Ваша задача
Продолжите фрагмент рассуждений об одиночестве, начав сразу после его последнего предложения.

Фрагмент текста

********

Не вдаваясь в особые детали, скажу — у меня был очень, очень, очень бурный, но короткий роман с одним человеком, которого я встретил в Сан-Франциско. Мы случайно познакомились с ним вечером в городе, в одну из суббот. Наш последний контакт представлял собой весьма резкий и едкий обмен электронными письмами. Потом я увиделся с ним, и мы поговорили, причем даже не повышали голос и не ссорились. Мы разговаривали, но мои друзья сказали, что обратили внимание на две вещи. Первое: от них не скрылось, что мы оба явно были взвинчены. Второе:
Было между нами двумя нечто такое, что просто искры летели, когда мы были вместе. И мне думается, что это из-за меня. Это позволяет мне не впадать в скуку.
Когда состоишь в браке, это отнюдь не означает, что становишься менее одинок. Я склонен думать, что, если не проявить должной осторожности, любовные отношения между людьми могут стать самой мощной формой одиночества… Дружба — это то, что ослабляет и облегает одиночество и при этом не подвергает опасности твое «Я» так, как это делает любовь, романтическая любовь. И Томас Мор не был абсолютно одинок. У него имелась дочь, с которой у него были близкие, доверительные отношения, были у него и замечательные друзья.
Это очень важный вопрос: «Почему ты одинок?» То есть я хочу сказать, что одиноки все. Одиночество — это… это сама жизнь. Иное дело — качество нашего одиночества. Важно, чтобы одиночество было качественное. Я по натуре одиночка. Я всегда был одинок, еще с детских лет. Думаю, это нелегко… лично мне нелегко впустить другого человека в мою жизнь.
Кто-то заметил: «Среди натуралов ты гей. Среди англичан ты католик. Среди американцев ты вроде бы как англичанин. В интеллектуальных кругах — ты пролетарий. Среди пролетариев — ты интеллектуал. Ты постоянно выбиваешься из общего ряда».
Наверное, это оборонительная реакция. Потому что республиканцы не желают иметь со мной дел. То же самое и демократы. Правые относятся ко мне с подозрением. Левые тоже. Мне нравится думать, что я пытаюсь думать и писать для себя, и иногда это означает, что начинаешь порой поливать других грязью. Одиночество — нормальное место для писателя. И снова скажу, это не похоже на моих прототипов… взять, к примеру, Оруэлла — он был для многих героем и при этом сам держался особняком. Я тоже подозрителен в отношении привязанностей.

********

Данные для предсказания ограничивающих рамок:
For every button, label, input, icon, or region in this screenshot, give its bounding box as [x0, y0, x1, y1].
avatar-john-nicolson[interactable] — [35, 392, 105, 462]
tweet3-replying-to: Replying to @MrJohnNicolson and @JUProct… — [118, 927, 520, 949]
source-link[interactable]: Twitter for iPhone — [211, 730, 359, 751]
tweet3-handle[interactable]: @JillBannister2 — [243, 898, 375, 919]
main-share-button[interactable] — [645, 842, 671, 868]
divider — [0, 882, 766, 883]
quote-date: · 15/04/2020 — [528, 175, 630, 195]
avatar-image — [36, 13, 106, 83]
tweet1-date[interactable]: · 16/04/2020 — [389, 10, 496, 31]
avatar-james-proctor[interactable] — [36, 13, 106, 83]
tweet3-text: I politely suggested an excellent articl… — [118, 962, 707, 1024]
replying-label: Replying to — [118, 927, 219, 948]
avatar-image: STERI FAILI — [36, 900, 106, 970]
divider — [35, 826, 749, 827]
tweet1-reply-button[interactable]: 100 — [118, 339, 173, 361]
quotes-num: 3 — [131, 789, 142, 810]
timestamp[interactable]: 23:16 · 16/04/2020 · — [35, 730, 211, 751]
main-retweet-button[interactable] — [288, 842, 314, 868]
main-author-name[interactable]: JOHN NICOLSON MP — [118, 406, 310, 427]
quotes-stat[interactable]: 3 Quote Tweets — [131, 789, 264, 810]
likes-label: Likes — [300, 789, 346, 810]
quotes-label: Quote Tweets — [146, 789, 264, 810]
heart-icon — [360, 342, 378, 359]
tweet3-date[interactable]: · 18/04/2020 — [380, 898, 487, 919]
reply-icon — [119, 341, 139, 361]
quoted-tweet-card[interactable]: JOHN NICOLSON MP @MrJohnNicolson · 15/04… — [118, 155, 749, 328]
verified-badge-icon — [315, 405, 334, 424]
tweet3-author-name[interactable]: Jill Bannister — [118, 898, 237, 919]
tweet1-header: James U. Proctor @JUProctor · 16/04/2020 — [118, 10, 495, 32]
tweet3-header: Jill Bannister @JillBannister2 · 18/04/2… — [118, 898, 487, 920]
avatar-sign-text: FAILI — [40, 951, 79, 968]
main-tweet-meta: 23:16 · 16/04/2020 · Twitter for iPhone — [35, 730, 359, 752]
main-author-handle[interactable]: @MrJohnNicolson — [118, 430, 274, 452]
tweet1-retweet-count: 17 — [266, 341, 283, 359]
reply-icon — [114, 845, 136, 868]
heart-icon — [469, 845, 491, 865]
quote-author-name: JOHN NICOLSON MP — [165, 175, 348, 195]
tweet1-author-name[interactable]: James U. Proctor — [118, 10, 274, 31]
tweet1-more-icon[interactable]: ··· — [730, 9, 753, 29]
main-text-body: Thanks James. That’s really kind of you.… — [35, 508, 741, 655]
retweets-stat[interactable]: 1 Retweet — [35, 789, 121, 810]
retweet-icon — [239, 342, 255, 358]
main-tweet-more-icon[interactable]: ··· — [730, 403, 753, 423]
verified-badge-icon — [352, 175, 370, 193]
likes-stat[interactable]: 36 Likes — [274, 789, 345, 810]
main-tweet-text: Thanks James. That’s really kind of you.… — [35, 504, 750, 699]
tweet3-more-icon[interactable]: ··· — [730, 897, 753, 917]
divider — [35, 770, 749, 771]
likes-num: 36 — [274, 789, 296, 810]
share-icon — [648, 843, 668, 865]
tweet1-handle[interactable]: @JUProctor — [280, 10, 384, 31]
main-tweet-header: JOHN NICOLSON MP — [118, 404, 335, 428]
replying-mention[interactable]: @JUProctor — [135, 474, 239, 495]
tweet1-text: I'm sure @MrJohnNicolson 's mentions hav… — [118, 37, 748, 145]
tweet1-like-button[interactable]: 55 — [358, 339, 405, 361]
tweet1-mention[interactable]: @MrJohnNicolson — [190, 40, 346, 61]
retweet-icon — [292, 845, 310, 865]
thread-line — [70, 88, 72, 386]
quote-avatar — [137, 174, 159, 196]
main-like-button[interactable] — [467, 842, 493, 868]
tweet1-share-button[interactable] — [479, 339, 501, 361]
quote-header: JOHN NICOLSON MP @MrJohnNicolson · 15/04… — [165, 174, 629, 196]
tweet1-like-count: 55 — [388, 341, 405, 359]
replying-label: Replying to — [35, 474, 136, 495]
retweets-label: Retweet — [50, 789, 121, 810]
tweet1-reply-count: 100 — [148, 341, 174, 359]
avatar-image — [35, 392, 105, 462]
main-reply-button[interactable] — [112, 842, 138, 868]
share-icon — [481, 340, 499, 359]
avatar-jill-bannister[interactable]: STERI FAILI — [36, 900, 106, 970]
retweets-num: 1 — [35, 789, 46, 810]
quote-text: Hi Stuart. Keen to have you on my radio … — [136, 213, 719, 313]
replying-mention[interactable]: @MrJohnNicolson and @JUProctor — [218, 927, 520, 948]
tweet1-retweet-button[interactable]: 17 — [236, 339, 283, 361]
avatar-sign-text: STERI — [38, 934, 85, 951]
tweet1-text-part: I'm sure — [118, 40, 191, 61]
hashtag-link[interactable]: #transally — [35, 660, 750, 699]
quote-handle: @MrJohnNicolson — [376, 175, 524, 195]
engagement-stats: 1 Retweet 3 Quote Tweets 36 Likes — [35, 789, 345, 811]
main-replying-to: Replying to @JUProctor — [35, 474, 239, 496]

********

Ответ на задание
Я ужасно чувствую себя в ту минуту, когда все соглашаются со мной. Мне тут же хочется изменить свое мнение. Я такой — и, возможно, именно поэтому мне не очень давалась организаторская сторона редакторской работы, потому что мне буквально гораздо комфортнее находиться в оппозиции ко всему моему персоналу вместо того, чтобы мягко объединяться с ним. Или даже с нашими читателями (читателями «Нью рипаблик»), которых я всегда старался и стараюсь подначивать.
Впрочем, до известной степени я над этим все-таки задумывался. Мне бы не хотелось создавать лишних проблем. Думаю, все дело в характере… это, пожалуй, придает мне спокойствия — эта самая неуверенность и незащищенность.
Меня не интересует, как меня принимают — хорошо или плохо. Когда начинаешь думать о том, как тебя принимают, — пиши пропало. Главное для меня — донести до читателя определенные вещи, которые я пытаюсь наиболее убедительно представить при помощи вымышленного повествования, а не логических доводов. Знаете, в настоящее время существует либо литература факта, жанр биографического или исторического исследования, либо художественная литература. Жанр политического или морализаторского текста для читателей действительно хорош, если только он не написан в духе Джима Карвилла: «Я прав/ они не правы».